[Collected data entries]
★ ★ ★ ★

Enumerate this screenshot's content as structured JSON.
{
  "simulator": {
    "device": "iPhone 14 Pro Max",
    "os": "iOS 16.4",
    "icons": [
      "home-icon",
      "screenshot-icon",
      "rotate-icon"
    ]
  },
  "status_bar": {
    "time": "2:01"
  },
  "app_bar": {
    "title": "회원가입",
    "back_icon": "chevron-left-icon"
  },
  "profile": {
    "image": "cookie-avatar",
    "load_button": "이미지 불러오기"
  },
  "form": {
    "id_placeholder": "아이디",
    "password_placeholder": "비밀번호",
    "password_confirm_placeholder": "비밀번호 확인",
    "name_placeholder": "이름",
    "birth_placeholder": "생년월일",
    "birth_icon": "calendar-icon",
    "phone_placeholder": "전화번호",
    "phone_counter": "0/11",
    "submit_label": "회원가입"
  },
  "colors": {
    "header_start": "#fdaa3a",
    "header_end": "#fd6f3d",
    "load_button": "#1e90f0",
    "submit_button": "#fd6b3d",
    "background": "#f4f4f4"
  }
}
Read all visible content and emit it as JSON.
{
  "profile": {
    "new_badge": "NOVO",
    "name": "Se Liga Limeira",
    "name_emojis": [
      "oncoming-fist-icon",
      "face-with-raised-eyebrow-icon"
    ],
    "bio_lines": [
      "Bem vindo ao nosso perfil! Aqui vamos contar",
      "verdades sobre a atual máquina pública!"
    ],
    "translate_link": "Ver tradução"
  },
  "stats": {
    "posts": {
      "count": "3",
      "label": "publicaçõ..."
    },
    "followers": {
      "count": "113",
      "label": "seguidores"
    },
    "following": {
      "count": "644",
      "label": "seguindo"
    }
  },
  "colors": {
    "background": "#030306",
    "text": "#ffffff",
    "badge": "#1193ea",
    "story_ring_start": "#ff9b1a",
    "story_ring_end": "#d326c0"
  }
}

★ ★ ★ ★

:: DIRECTION ::
Copy the lines from the entries above in which the word "background" appears.

:: RESPONSE TO THE EXERCISE ::
    "background": "#f4f4f4"
    "background": "#030306",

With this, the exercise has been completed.